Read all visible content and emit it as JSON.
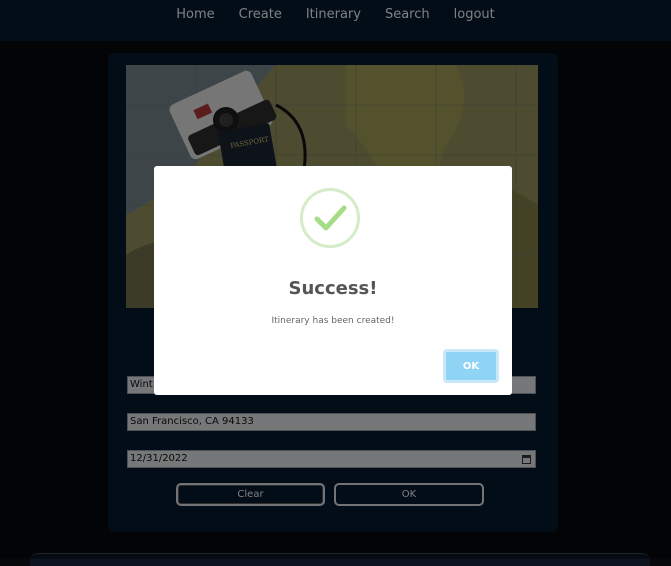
{
  "nav": {
    "items": [
      "Home",
      "Create",
      "Itinerary",
      "Search",
      "logout"
    ]
  },
  "form": {
    "title_value": "Wint",
    "location_value": "San Francisco, CA 94133",
    "date_value": "12/31/2022",
    "clear_label": "Clear",
    "ok_label": "OK"
  },
  "hero": {
    "passport_text": "PASSPORT"
  },
  "modal": {
    "title": "Success!",
    "message": "Itinerary has been created!",
    "ok_label": "OK",
    "icon": "check-icon",
    "accent_color": "#8fd3f5",
    "success_color": "#a5dc86"
  }
}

◇ ◇ ◇ ◇

Choose all lines containing the string "Itinerary" and copy them out.

      "Itinerary",
    "message": "Itinerary has been created!",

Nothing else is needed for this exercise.